THE REQUEST: Each line from the one that holds "Output a JSON" to the end of the records is to be retyped exactly. Pictures are not part of the copy.

[Data items]
++++++++

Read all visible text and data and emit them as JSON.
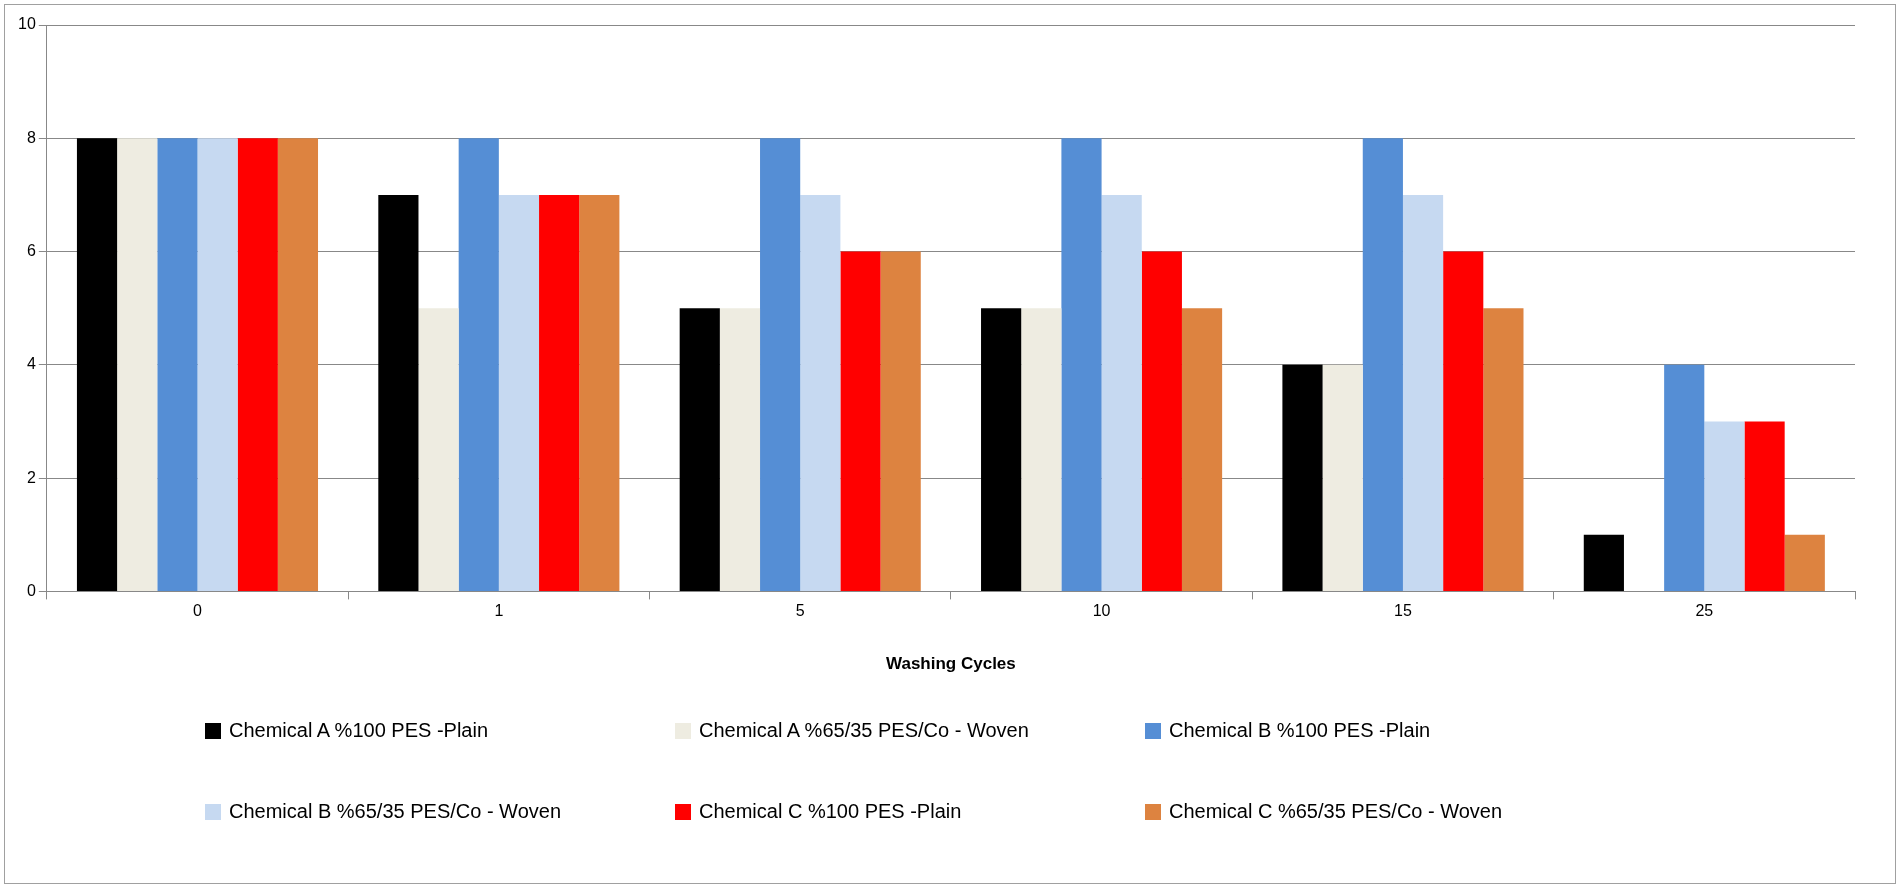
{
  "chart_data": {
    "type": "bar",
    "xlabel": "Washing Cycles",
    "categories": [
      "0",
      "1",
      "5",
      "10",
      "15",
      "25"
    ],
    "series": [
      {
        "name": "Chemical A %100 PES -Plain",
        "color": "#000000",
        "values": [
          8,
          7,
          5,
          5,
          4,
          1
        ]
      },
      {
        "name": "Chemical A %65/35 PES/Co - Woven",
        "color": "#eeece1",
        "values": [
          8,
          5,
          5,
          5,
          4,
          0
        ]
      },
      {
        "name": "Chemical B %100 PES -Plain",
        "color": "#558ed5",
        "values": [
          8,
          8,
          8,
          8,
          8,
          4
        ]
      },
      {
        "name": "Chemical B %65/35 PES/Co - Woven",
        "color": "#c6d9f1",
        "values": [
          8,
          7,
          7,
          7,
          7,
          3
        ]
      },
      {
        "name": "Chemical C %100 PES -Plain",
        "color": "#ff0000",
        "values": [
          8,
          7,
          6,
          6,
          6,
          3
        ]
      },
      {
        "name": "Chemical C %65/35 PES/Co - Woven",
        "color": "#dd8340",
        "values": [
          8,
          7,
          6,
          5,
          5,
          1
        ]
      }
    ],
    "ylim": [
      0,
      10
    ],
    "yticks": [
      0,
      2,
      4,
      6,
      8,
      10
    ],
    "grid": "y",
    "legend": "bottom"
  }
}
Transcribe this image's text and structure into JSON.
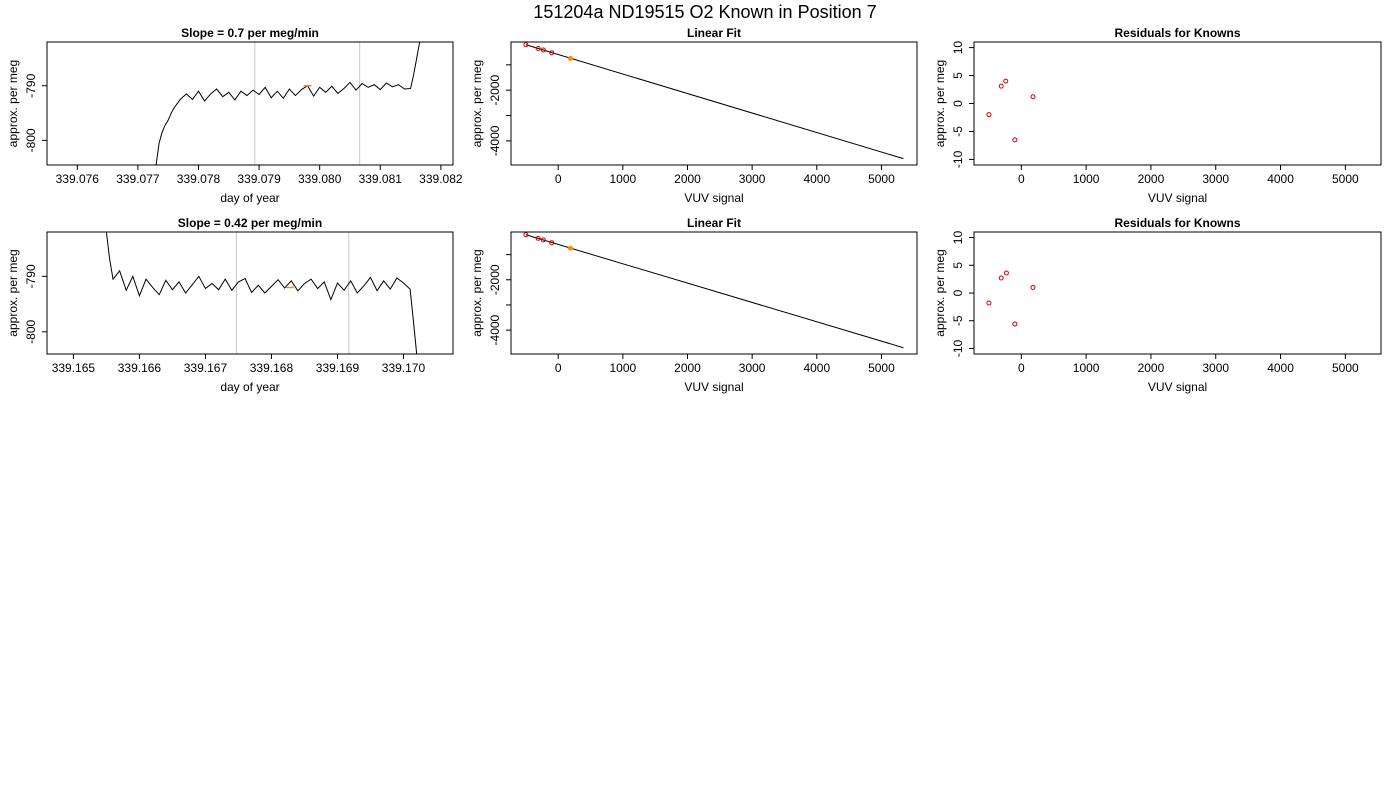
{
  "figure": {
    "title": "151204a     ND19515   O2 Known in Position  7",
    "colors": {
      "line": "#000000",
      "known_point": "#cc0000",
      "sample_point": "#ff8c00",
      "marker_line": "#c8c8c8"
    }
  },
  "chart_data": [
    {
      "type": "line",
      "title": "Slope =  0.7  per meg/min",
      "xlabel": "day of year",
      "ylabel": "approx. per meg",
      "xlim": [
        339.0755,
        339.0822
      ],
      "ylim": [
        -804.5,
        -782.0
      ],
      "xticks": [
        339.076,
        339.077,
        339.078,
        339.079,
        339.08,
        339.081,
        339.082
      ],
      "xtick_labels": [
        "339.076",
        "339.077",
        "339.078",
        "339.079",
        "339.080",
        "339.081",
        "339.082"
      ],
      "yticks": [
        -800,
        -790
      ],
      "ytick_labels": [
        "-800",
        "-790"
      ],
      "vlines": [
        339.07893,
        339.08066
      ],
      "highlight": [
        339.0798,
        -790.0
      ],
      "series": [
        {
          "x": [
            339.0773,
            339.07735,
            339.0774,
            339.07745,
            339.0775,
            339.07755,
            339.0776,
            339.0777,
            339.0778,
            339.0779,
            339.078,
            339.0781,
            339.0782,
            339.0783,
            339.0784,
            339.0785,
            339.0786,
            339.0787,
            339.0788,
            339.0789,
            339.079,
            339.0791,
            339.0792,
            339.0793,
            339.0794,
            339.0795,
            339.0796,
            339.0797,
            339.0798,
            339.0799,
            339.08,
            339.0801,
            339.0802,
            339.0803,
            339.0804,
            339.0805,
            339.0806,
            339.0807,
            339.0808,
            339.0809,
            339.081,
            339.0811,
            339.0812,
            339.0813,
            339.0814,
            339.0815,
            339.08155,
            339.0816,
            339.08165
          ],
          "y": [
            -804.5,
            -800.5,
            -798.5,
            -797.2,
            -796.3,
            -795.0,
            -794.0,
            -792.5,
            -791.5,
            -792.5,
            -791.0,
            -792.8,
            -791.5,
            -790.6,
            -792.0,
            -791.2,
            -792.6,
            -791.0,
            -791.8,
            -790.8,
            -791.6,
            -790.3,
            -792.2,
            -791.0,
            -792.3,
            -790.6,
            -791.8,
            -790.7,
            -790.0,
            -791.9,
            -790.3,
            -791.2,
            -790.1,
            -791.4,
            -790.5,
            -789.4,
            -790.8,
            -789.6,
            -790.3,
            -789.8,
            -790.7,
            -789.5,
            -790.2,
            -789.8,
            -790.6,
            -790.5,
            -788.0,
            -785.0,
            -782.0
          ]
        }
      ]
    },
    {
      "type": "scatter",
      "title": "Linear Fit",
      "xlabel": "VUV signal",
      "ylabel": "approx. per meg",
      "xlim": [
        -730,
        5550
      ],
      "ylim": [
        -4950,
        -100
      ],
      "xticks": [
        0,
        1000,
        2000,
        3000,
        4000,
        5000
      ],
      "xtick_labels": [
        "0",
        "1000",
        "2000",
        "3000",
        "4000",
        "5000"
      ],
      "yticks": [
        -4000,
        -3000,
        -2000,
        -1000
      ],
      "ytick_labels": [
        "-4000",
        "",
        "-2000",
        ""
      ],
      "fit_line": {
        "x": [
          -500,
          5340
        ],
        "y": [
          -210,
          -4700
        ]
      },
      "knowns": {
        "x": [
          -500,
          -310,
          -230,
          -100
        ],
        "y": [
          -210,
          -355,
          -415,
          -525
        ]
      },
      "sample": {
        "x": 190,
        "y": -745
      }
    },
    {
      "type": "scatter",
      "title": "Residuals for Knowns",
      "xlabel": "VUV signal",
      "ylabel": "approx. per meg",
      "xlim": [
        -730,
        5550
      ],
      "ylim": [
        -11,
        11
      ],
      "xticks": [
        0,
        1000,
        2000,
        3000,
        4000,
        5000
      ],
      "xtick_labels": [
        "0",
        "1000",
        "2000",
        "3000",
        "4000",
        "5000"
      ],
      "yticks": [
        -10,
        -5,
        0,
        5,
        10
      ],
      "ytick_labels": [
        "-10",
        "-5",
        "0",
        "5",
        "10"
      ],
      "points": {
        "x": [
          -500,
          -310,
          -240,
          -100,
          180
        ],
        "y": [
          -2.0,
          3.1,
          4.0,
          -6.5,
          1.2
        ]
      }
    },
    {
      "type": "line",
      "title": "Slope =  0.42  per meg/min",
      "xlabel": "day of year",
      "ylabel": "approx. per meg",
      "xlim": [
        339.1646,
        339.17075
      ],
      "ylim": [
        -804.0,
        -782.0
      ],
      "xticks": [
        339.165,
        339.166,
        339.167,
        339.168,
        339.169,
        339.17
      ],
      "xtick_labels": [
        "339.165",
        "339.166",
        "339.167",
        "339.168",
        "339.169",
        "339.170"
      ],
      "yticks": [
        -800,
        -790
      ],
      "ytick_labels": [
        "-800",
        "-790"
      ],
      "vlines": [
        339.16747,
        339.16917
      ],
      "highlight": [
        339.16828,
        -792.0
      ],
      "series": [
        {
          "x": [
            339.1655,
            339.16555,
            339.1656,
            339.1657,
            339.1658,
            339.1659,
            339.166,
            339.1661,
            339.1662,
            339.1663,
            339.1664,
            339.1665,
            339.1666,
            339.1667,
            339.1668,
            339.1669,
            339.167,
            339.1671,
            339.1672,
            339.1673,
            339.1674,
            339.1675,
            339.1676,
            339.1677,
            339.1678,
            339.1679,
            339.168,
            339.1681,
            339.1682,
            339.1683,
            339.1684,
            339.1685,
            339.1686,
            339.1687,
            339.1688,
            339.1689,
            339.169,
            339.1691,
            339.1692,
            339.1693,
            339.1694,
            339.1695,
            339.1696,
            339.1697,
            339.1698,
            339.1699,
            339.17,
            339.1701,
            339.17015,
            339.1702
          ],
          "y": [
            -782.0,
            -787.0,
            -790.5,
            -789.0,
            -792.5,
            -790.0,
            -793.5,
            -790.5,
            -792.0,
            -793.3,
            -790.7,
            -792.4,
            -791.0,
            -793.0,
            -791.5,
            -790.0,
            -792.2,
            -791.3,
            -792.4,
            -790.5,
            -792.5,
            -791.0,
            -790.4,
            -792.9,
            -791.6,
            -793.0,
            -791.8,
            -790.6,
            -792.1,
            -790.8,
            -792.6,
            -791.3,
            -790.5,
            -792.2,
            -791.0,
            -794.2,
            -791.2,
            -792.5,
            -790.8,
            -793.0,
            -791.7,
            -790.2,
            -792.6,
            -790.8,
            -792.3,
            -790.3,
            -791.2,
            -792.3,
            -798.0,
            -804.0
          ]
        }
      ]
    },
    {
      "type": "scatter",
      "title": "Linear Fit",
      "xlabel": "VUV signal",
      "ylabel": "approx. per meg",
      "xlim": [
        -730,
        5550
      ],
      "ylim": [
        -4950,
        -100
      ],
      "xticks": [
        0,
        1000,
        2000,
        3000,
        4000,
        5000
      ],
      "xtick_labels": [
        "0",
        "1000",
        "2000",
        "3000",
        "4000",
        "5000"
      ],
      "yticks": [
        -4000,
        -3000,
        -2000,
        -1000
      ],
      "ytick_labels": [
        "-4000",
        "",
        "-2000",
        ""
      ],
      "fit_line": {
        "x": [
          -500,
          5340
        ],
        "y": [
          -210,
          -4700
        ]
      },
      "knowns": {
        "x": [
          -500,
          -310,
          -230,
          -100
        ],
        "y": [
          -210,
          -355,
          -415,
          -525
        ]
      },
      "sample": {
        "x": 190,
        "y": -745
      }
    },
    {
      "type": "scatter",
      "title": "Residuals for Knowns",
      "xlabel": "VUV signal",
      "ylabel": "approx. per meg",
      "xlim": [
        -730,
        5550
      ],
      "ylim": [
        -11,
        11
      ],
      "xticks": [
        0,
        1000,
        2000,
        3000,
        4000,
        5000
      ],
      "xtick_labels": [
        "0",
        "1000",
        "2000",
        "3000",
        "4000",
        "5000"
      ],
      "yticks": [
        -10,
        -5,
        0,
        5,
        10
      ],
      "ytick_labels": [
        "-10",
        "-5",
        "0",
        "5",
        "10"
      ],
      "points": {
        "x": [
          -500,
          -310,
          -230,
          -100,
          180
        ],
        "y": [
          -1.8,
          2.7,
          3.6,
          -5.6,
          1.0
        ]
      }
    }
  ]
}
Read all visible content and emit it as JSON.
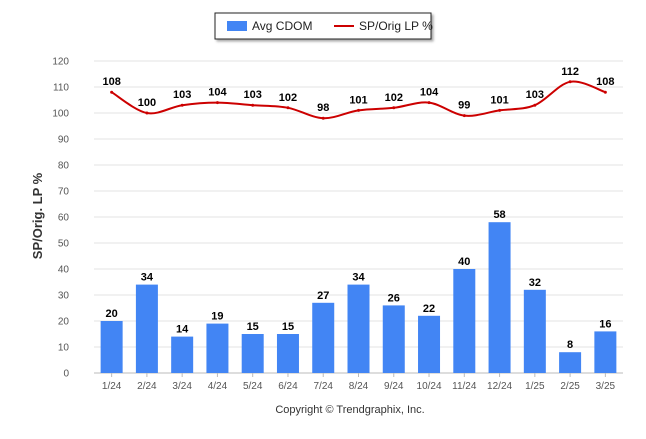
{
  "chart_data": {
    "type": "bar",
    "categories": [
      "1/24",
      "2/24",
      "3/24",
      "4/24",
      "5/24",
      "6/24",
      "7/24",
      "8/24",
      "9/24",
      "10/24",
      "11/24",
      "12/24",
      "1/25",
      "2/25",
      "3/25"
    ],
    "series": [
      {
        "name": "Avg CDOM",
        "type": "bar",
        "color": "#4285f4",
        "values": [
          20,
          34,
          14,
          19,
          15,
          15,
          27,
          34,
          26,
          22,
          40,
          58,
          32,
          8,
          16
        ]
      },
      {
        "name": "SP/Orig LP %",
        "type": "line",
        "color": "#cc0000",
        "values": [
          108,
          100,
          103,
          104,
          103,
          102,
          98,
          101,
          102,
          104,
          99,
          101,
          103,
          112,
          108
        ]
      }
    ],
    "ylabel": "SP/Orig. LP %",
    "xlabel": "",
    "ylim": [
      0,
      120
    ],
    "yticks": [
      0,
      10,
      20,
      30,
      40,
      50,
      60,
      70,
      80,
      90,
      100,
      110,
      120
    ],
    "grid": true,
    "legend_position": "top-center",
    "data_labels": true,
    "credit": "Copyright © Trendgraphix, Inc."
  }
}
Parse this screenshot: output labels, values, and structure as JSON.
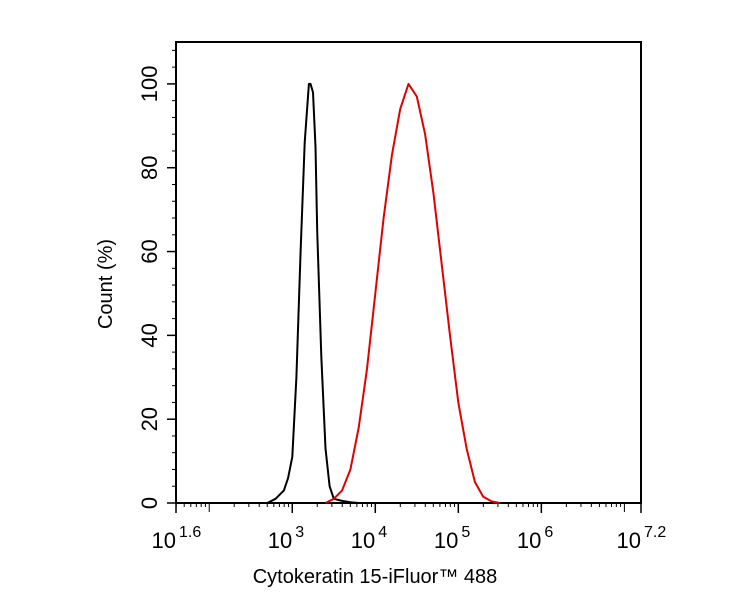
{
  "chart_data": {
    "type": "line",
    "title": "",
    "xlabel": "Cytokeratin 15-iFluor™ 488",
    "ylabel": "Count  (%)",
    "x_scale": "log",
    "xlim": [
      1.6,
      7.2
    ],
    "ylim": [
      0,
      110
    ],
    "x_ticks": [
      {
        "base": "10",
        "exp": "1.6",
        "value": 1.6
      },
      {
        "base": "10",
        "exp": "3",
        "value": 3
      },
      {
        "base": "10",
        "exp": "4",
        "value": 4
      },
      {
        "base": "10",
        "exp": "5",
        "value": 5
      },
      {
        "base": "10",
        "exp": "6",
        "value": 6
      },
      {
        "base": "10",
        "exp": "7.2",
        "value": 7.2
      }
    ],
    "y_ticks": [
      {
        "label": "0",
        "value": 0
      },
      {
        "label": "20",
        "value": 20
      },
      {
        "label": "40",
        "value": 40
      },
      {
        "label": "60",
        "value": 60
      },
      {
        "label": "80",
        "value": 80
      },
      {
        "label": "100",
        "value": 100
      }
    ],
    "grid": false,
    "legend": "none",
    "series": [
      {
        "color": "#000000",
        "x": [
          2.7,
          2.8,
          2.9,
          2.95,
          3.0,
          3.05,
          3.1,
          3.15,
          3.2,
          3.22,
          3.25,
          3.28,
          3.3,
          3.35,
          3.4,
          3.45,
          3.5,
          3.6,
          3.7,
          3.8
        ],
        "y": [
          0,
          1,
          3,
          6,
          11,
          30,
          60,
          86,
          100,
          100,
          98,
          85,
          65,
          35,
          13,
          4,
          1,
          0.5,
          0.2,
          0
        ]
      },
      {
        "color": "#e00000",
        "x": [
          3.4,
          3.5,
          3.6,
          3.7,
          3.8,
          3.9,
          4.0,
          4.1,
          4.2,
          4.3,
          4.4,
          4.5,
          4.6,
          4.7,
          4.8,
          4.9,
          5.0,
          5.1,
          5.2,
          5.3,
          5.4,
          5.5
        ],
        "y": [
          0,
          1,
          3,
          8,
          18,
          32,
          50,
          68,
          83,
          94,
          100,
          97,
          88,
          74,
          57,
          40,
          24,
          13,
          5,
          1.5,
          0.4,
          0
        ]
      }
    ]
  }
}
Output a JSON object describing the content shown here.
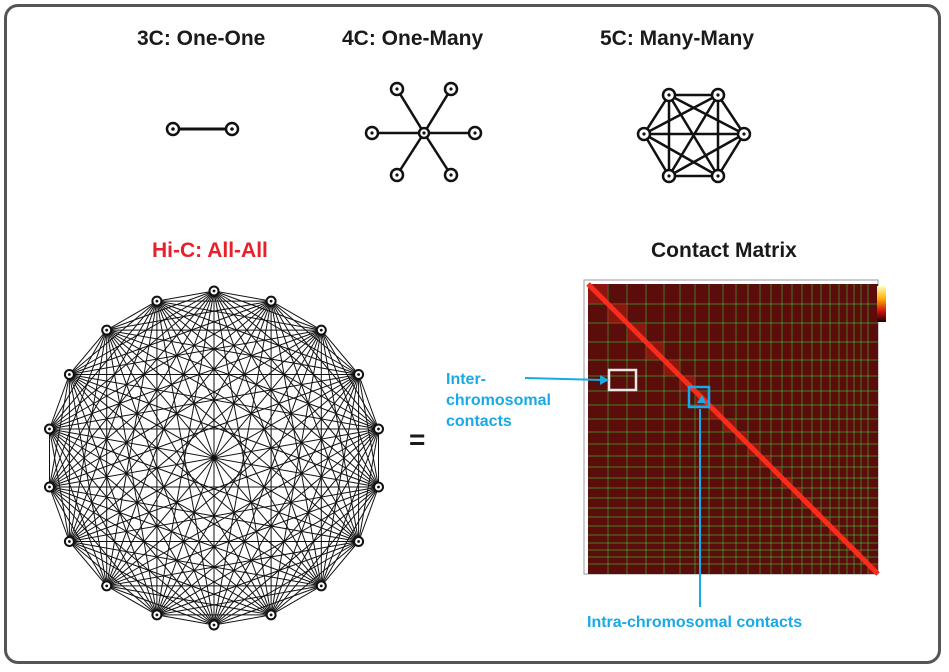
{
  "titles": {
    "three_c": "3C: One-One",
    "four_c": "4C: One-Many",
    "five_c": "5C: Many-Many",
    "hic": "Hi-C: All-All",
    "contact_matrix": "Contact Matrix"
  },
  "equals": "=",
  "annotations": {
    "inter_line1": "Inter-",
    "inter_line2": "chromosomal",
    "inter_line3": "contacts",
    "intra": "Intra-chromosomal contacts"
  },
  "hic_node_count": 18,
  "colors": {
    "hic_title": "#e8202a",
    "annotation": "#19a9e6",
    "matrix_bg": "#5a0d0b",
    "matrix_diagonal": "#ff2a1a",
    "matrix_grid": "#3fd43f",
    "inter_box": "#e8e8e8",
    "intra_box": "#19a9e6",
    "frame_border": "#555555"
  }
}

++++++++

THE ANSWER:
Output a JSON object describing the content shown here.
{
  "titles": {
    "three_c": "3C: One-One",
    "four_c": "4C: One-Many",
    "five_c": "5C: Many-Many",
    "hic": "Hi-C: All-All",
    "contact_matrix": "Contact Matrix"
  },
  "equals": "=",
  "annotations": {
    "inter_line1": "Inter-",
    "inter_line2": "chromosomal",
    "inter_line3": "contacts",
    "intra": "Intra-chromosomal contacts"
  },
  "hic_node_count": 18,
  "colors": {
    "hic_title": "#e8202a",
    "annotation": "#19a9e6",
    "matrix_bg": "#5a0d0b",
    "matrix_diagonal": "#ff2a1a",
    "matrix_grid": "#3fd43f",
    "inter_box": "#e8e8e8",
    "intra_box": "#19a9e6",
    "frame_border": "#555555"
  }
}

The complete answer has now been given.